Start of Available data

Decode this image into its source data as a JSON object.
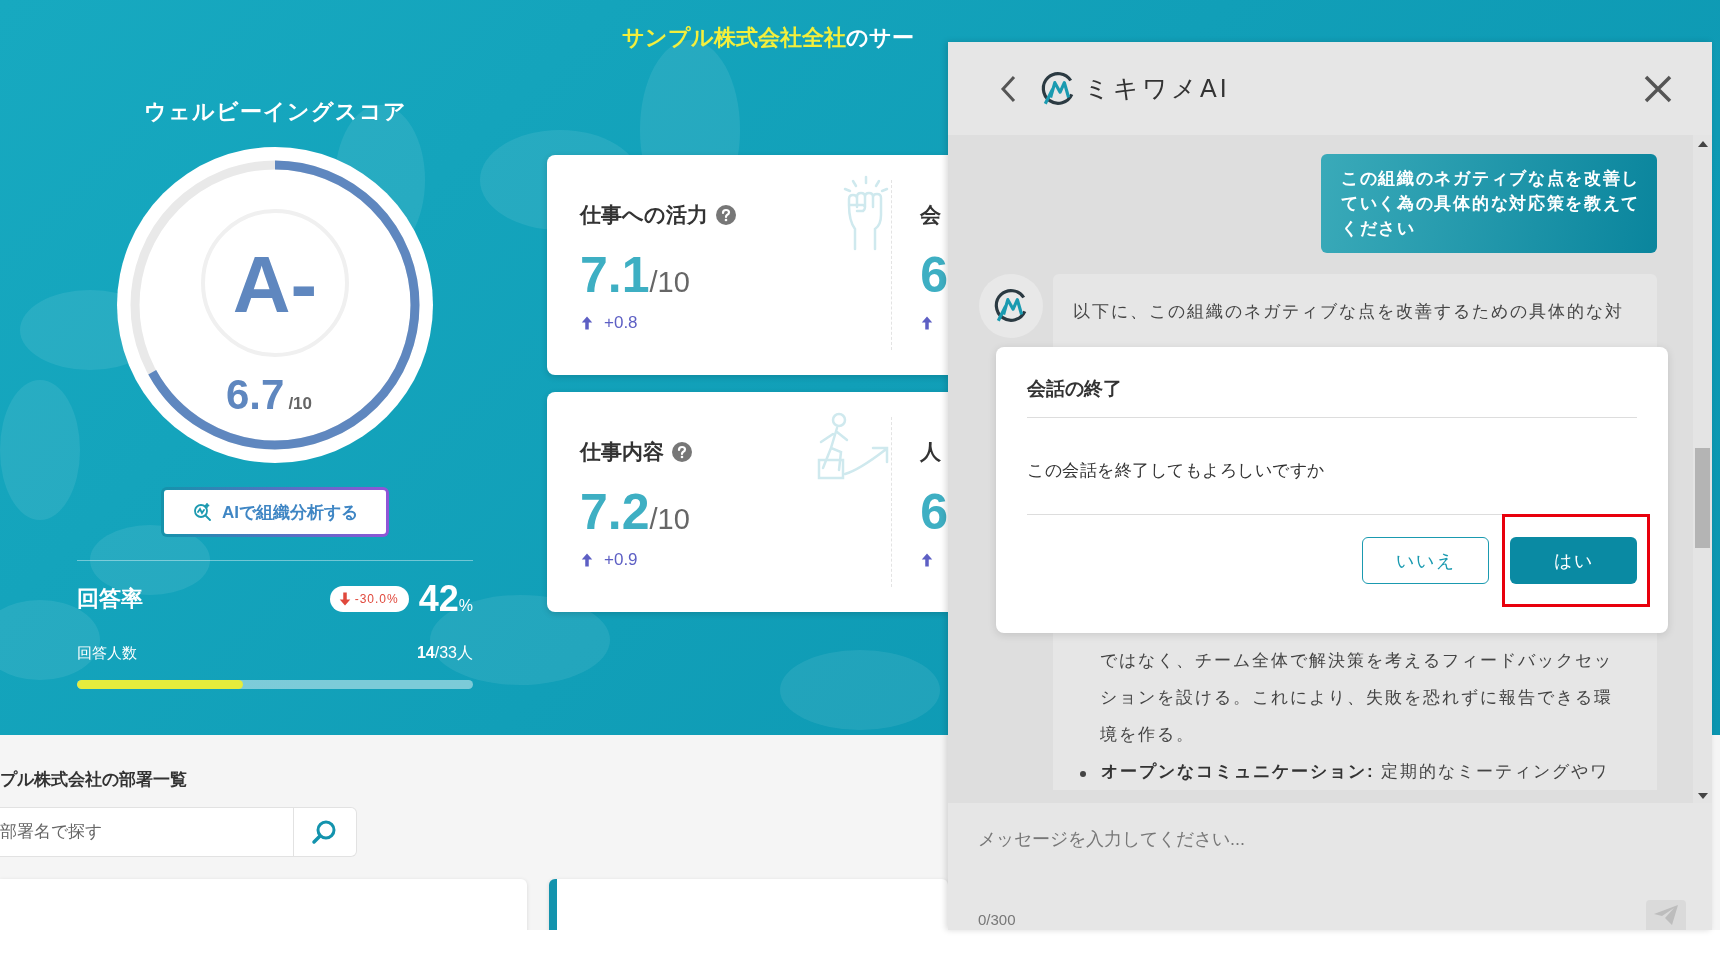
{
  "header": {
    "title_highlight": "サンプル株式会社全社",
    "title_rest": "のサー"
  },
  "wellbeing": {
    "title": "ウェルビーイングスコア",
    "grade": "A-",
    "score": "6.7",
    "score_max": "/10",
    "level": 0.67,
    "ai_button": "AIで組織分析する"
  },
  "response": {
    "label": "回答率",
    "change": "-30.0%",
    "rate": "42",
    "rate_unit": "%",
    "count_label": "回答人数",
    "count": "**14**/33人",
    "level": 0.42
  },
  "score_cards": [
    {
      "title": "仕事への活力",
      "value": "7.1",
      "max": "/10",
      "delta": "+0.8",
      "side_title": "会",
      "side_value": "6"
    },
    {
      "title": "仕事内容",
      "value": "7.2",
      "max": "/10",
      "delta": "+0.9",
      "side_title": "人",
      "side_value": "6"
    }
  ],
  "departments": {
    "title": "プル株式会社の部署一覧",
    "search_placeholder": "部署名で探す"
  },
  "chat": {
    "title": "ミキワメAI",
    "user_message": "この組織のネガティブな点を改善していく為の具体的な対応策を教えてください",
    "ai_message": {
      "first_line": "以下に、この組織のネガティブな点を改善するための具体的な対",
      "continuation": "ではなく、チーム全体で解決策を考えるフィードバックセッションを設ける。これにより、失敗を恐れずに報告できる環境を作る。",
      "bullets": [
        "**オープンなコミュニケーション:** 定期的なミーティングやワ"
      ]
    },
    "input_placeholder": "メッセージを入力してください...",
    "counter": "0/300"
  },
  "dialog": {
    "title": "会話の終了",
    "message": "この会話を終了してもよろしいですか",
    "buttons": [
      {
        "label": "いいえ",
        "kind": "secondary",
        "highlighted": false
      },
      {
        "label": "はい",
        "kind": "primary",
        "highlighted": true
      }
    ]
  }
}
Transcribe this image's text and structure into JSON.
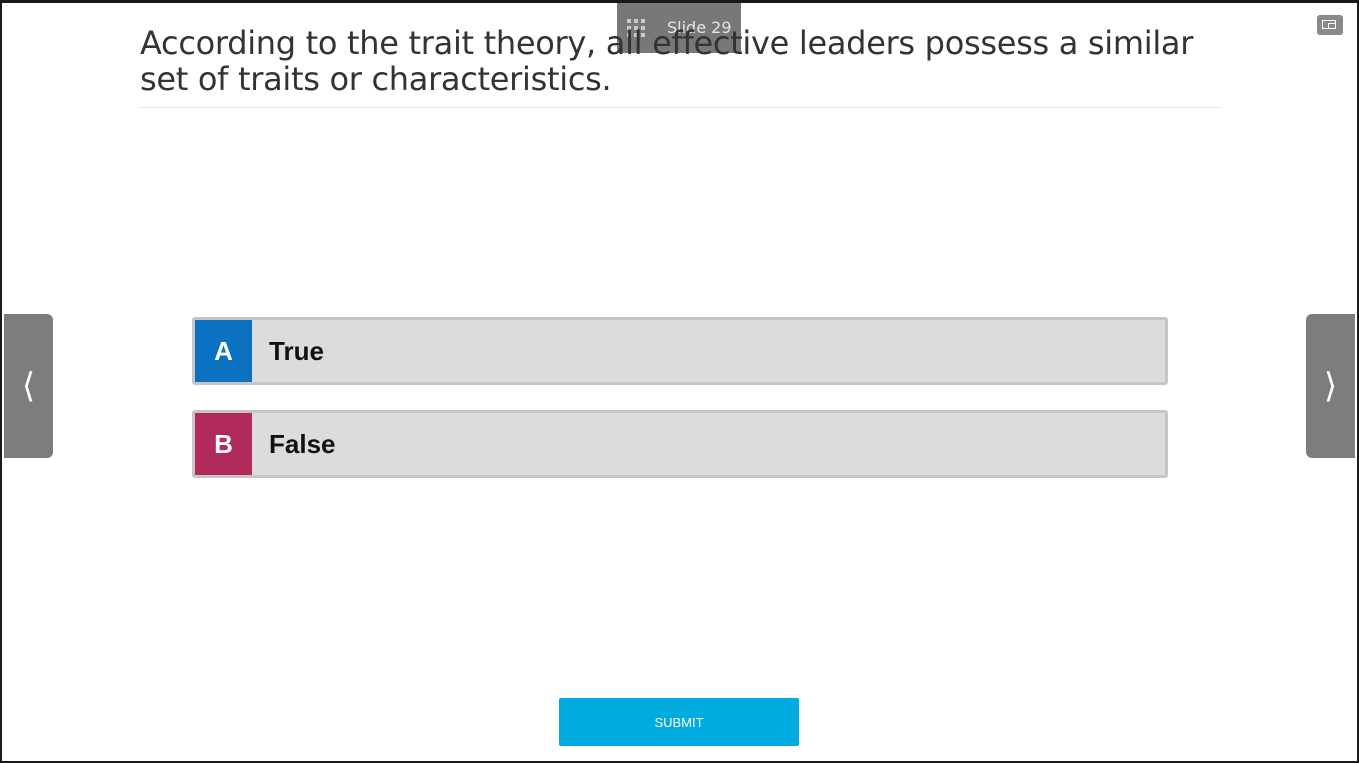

End of Available data

Written task
Repeat the material above in full and unchanged, minus its images.

Exercise output
Decode this image into its source data as a JSON object.
{
  "header": {
    "title_highlight": "サンプル株式会社全社",
    "title_rest": "のサー"
  },
  "wellbeing": {
    "title": "ウェルビーイングスコア",
    "grade": "A-",
    "score": "6.7",
    "score_max": "/10",
    "level": 0.67,
    "ai_button": "AIで組織分析する"
  },
  "response": {
    "label": "回答率",
    "change": "-30.0%",
    "rate": "42",
    "rate_unit": "%",
    "count_label": "回答人数",
    "count": "**14**/33人",
    "level": 0.42
  },
  "score_cards": [
    {
      "title": "仕事への活力",
      "value": "7.1",
      "max": "/10",
      "delta": "+0.8",
      "side_title": "会",
      "side_value": "6"
    },
    {
      "title": "仕事内容",
      "value": "7.2",
      "max": "/10",
      "delta": "+0.9",
      "side_title": "人",
      "side_value": "6"
    }
  ],
  "departments": {
    "title": "プル株式会社の部署一覧",
    "search_placeholder": "部署名で探す"
  },
  "chat": {
    "title": "ミキワメAI",
    "user_message": "この組織のネガティブな点を改善していく為の具体的な対応策を教えてください",
    "ai_message": {
      "first_line": "以下に、この組織のネガティブな点を改善するための具体的な対",
      "continuation": "ではなく、チーム全体で解決策を考えるフィードバックセッションを設ける。これにより、失敗を恐れずに報告できる環境を作る。",
      "bullets": [
        "**オープンなコミュニケーション:** 定期的なミーティングやワ"
      ]
    },
    "input_placeholder": "メッセージを入力してください...",
    "counter": "0/300"
  },
  "dialog": {
    "title": "会話の終了",
    "message": "この会話を終了してもよろしいですか",
    "buttons": [
      {
        "label": "いいえ",
        "kind": "secondary",
        "highlighted": false
      },
      {
        "label": "はい",
        "kind": "primary",
        "highlighted": true
      }
    ]
  }
}
Transcribe this image's text and structure into JSON.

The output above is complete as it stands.